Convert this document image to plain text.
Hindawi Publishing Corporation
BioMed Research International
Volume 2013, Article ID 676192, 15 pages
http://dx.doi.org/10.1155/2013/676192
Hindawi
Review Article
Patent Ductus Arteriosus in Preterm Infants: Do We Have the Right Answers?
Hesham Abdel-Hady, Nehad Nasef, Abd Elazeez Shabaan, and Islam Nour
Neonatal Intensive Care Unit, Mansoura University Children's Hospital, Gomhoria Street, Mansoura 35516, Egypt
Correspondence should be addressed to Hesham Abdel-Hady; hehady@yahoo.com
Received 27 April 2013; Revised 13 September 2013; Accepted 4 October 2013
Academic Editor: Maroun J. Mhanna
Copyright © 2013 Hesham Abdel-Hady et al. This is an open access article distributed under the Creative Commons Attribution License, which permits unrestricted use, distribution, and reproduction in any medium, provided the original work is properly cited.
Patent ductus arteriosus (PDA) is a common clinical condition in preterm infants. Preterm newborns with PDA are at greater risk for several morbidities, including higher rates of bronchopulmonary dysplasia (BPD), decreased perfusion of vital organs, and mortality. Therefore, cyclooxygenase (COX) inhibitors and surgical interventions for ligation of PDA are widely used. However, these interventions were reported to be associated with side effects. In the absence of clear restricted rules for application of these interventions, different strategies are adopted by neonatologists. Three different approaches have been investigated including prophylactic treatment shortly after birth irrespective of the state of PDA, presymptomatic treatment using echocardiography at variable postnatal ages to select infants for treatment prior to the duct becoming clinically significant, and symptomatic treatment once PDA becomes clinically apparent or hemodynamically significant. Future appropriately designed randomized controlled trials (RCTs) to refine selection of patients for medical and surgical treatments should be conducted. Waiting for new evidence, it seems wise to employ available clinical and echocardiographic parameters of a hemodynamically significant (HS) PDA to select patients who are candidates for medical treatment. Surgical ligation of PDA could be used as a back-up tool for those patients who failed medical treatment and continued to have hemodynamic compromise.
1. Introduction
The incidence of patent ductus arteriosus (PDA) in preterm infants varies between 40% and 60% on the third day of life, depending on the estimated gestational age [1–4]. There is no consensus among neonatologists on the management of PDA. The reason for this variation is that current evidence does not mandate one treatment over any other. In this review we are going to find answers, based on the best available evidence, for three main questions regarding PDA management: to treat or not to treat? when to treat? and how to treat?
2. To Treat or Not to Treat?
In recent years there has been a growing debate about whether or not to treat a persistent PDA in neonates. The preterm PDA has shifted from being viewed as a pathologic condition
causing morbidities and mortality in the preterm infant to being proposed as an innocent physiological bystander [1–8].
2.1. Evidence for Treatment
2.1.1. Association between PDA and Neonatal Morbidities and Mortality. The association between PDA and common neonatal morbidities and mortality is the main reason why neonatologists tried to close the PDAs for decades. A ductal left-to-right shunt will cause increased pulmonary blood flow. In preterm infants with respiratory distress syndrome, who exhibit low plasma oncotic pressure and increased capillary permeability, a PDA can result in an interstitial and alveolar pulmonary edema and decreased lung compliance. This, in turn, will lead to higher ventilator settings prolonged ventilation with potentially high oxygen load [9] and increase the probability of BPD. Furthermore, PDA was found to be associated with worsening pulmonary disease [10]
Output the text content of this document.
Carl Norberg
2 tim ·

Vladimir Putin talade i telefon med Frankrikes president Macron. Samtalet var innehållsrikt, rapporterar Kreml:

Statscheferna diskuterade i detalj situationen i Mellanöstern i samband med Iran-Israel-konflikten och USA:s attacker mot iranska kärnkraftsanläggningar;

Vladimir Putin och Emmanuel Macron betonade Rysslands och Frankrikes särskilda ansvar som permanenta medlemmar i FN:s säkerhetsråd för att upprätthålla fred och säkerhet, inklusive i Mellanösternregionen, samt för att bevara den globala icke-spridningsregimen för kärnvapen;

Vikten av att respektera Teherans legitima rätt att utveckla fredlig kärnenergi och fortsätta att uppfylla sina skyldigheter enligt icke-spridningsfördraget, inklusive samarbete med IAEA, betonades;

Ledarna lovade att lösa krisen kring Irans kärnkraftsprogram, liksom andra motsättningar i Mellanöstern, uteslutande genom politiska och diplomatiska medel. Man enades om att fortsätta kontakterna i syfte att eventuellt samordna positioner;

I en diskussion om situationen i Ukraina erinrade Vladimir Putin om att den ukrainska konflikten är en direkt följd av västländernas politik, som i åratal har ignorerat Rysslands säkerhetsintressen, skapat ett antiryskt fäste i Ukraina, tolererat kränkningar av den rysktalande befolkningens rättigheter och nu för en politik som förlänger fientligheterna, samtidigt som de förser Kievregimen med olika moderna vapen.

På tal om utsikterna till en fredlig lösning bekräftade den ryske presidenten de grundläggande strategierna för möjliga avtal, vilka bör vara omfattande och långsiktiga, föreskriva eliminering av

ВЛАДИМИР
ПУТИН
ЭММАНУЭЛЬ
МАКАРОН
==
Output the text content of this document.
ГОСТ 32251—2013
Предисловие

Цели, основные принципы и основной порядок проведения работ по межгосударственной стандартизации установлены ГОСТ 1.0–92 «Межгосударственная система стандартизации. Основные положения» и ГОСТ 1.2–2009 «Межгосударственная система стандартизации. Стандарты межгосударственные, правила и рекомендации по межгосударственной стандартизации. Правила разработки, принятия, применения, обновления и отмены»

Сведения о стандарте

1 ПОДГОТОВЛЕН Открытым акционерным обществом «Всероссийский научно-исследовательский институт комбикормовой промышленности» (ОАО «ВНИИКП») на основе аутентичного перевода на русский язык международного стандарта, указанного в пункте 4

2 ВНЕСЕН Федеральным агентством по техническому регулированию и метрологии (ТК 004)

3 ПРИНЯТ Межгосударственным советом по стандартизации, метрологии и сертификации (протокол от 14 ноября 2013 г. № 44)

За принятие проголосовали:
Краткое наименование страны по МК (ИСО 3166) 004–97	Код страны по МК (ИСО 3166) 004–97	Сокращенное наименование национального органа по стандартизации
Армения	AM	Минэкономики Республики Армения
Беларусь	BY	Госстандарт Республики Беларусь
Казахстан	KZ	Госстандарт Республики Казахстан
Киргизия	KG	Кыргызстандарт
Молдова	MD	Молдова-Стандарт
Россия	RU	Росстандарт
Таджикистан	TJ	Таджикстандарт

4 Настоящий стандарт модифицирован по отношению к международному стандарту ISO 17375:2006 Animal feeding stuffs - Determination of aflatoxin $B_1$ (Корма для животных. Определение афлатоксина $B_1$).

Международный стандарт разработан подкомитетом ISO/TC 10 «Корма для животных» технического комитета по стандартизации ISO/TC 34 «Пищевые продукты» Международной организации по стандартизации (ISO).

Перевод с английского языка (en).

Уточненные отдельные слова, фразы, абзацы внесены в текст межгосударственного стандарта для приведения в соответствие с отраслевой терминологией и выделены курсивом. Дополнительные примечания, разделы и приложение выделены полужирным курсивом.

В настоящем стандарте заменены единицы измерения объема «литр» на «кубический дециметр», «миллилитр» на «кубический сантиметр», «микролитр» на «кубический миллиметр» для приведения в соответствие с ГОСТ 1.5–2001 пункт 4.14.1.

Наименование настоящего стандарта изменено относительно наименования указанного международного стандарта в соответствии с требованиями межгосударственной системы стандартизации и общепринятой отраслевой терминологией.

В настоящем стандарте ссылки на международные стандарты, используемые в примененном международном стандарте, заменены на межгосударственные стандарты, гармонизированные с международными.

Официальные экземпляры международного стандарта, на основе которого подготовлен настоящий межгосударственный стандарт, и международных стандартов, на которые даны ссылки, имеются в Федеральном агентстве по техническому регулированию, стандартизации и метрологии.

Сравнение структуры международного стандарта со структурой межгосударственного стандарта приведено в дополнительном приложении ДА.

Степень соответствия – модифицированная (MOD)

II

**WHAT YOU WILL DO**:
If the word "been" appears in a line above, copy that line.

**SOLUTION TO THE PROBLEM**:
Patent ductus arteriosus (PDA) is a common clinical condition in preterm infants. Preterm newborns with PDA are at greater risk for several morbidities, including higher rates of bronchopulmonary dysplasia (BPD), decreased perfusion of vital organs, and mortality. Therefore, cyclooxygenase (COX) inhibitors and surgical interventions for ligation of PDA are widely used. However, these interventions were reported to be associated with side effects. In the absence of clear restricted rules for application of these interventions, different strategies are adopted by neonatologists. Three different approaches have been investigated including prophylactic treatment shortly after birth irrespective of the state of PDA, presymptomatic treatment using echocardiography at variable postnatal ages to select infants for treatment prior to the duct becoming clinically significant, and symptomatic treatment once PDA becomes clinically apparent or hemodynamically significant. Future appropriately designed randomized controlled trials (RCTs) to refine selection of patients for medical and surgical treatments should be conducted. Waiting for new evidence, it seems wise to employ available clinical and echocardiographic parameters of a hemodynamically significant (HS) PDA to select patients who are candidates for medical treatment. Surgical ligation of PDA could be used as a back-up tool for those patients who failed medical treatment and continued to have hemodynamic compromise.
In recent years there has been a growing debate about whether or not to treat a persistent PDA in neonates. The preterm PDA has shifted from being viewed as a pathologic condition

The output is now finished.